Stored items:
** BEGIN **
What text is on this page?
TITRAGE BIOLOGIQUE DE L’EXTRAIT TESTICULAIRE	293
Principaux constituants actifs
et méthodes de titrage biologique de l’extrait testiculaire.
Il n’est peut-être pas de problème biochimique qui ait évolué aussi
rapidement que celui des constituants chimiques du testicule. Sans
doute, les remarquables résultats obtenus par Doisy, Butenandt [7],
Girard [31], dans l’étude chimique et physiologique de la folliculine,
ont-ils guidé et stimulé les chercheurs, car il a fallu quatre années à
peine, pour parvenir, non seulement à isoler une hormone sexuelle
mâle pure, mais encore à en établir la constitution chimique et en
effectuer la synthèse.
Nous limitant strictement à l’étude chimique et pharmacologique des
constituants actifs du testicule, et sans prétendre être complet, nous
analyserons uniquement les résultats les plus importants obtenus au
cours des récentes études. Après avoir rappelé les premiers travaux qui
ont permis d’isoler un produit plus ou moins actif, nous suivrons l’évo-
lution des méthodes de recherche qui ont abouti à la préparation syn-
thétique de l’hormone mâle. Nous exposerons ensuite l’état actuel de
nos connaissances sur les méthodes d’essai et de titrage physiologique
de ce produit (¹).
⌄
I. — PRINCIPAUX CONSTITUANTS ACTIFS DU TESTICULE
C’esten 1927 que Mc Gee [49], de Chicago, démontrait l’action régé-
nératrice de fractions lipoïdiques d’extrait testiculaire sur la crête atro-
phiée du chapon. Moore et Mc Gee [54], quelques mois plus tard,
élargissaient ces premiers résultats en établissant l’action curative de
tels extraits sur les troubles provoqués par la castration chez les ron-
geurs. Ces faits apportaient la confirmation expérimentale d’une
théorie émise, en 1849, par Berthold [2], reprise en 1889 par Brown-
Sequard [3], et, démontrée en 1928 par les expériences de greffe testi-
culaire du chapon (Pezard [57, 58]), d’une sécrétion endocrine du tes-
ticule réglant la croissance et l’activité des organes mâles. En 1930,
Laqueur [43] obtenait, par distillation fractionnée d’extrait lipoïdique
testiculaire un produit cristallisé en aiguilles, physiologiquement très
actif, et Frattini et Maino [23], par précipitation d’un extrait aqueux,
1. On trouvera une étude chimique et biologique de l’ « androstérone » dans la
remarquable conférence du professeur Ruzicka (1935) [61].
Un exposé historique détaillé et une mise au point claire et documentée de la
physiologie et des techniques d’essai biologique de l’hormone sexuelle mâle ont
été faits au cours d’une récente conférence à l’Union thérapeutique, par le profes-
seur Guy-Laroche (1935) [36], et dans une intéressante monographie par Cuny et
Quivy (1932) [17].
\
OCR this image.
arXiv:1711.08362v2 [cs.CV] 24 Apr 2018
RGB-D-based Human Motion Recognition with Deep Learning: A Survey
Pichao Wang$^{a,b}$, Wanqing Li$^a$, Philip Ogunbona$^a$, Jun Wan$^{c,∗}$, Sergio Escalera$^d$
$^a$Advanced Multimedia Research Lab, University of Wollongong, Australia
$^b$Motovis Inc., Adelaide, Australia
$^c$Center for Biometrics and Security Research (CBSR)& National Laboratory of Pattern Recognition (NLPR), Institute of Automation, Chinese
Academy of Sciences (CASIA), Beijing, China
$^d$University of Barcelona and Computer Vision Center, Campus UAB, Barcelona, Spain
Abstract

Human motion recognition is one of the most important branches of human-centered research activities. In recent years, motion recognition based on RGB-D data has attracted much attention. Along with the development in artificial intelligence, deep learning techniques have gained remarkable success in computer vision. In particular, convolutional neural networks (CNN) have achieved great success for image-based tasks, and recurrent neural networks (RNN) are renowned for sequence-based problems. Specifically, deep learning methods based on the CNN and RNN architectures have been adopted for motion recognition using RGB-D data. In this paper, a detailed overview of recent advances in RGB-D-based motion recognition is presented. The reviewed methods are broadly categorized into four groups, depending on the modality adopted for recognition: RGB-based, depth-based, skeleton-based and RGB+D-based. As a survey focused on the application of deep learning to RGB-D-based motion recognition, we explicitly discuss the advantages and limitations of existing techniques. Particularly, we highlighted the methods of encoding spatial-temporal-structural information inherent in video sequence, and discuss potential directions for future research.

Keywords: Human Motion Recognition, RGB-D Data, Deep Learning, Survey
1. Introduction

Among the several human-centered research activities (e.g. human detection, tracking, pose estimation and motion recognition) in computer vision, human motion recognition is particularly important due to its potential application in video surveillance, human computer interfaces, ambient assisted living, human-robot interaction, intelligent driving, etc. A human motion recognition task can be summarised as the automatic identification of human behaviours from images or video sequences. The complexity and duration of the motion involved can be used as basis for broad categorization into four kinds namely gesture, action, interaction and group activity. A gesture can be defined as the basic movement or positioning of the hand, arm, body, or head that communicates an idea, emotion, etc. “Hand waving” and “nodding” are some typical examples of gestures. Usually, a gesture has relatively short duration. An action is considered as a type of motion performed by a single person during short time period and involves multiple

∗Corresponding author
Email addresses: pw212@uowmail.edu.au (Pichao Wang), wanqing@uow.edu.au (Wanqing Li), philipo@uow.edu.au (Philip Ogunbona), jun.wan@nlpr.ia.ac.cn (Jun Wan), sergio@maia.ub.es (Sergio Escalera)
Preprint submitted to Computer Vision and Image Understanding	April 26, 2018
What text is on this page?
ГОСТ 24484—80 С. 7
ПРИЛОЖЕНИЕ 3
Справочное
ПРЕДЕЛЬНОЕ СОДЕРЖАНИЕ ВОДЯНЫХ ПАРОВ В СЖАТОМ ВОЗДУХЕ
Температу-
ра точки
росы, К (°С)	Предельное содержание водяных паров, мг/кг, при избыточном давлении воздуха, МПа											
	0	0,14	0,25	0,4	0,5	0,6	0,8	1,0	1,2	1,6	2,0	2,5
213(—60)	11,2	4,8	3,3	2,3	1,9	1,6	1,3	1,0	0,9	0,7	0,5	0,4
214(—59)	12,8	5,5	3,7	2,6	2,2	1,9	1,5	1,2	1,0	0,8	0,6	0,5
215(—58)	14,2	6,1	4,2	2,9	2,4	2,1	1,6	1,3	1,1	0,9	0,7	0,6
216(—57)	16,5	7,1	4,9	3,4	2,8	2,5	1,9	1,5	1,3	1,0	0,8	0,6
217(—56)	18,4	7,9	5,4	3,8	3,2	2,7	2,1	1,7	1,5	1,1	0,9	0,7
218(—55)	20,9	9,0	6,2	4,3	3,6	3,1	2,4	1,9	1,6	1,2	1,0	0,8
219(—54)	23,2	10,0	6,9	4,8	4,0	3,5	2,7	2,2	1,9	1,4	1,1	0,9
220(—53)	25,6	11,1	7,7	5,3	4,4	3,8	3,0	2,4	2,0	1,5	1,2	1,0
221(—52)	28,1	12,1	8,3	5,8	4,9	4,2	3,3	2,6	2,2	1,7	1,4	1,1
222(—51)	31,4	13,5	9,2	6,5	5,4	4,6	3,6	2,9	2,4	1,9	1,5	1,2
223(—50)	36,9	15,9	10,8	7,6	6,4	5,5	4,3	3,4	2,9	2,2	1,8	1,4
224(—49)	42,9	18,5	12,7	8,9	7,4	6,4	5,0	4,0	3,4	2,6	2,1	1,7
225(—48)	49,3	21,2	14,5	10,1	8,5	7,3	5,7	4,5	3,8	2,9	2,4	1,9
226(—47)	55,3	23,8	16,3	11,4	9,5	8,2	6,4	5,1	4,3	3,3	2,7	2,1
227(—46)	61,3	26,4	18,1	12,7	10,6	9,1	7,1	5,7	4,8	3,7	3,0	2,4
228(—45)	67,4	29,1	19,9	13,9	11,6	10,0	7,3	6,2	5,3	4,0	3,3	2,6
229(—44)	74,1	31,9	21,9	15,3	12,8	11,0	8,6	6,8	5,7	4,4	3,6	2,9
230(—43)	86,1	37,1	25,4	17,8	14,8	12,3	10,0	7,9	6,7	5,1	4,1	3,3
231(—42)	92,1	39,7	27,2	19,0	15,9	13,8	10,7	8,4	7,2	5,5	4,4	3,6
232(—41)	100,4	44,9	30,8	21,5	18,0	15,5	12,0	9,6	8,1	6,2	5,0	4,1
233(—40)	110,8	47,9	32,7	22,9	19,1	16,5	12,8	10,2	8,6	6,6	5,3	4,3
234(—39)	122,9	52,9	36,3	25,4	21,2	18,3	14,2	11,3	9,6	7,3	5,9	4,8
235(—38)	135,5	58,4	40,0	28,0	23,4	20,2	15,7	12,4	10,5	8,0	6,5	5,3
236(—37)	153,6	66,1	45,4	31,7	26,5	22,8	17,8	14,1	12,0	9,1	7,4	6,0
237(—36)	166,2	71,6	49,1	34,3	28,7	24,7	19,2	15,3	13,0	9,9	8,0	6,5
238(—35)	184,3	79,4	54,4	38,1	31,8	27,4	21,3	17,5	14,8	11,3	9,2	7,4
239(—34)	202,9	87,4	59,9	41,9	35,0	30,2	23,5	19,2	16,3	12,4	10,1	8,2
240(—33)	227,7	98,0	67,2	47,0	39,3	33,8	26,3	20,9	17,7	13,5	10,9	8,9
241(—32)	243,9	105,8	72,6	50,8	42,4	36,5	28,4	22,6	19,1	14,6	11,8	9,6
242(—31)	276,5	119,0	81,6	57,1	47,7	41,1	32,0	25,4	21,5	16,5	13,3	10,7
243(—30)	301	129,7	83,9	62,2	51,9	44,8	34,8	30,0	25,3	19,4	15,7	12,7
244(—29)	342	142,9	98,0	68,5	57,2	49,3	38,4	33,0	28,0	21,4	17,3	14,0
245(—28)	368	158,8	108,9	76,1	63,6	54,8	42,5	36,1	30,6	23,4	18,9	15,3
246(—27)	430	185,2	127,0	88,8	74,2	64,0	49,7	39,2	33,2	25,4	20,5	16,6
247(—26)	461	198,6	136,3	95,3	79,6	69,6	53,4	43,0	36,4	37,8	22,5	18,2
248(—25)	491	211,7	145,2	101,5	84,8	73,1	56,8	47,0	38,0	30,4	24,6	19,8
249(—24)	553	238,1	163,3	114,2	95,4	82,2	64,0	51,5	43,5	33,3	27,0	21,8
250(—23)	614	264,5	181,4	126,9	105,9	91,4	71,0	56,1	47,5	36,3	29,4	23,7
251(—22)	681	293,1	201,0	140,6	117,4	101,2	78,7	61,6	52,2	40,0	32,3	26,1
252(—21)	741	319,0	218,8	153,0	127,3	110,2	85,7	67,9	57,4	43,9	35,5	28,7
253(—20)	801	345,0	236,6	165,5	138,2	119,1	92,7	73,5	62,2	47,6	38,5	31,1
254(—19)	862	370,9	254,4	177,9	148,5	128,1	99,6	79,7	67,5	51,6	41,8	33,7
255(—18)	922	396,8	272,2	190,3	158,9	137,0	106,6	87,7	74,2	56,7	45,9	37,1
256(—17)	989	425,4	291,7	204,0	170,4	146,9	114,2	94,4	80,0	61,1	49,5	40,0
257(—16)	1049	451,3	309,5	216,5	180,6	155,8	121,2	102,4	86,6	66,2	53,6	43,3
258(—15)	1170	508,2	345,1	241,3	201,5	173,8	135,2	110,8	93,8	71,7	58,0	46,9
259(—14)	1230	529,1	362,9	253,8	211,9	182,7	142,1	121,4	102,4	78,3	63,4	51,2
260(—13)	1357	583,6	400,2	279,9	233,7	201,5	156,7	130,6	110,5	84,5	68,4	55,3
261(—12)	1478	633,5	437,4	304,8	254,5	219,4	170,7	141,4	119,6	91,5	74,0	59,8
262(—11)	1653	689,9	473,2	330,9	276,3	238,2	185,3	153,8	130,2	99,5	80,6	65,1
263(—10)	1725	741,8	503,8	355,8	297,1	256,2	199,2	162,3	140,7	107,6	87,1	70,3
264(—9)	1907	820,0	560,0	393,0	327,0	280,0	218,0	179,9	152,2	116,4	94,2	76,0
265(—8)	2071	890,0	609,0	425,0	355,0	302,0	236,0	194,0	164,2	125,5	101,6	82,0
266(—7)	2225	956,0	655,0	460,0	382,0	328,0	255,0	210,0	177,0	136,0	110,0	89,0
** END **
**Work to be completed**:
Every line that holds the string "produit" should be returned.

**Result for this task**:
ont permis d’isoler un produit plus ou moins actif, nous suivrons l’évo-
de ce produit (¹).
testiculaire un produit cristallisé en aiguilles, physiologiquement très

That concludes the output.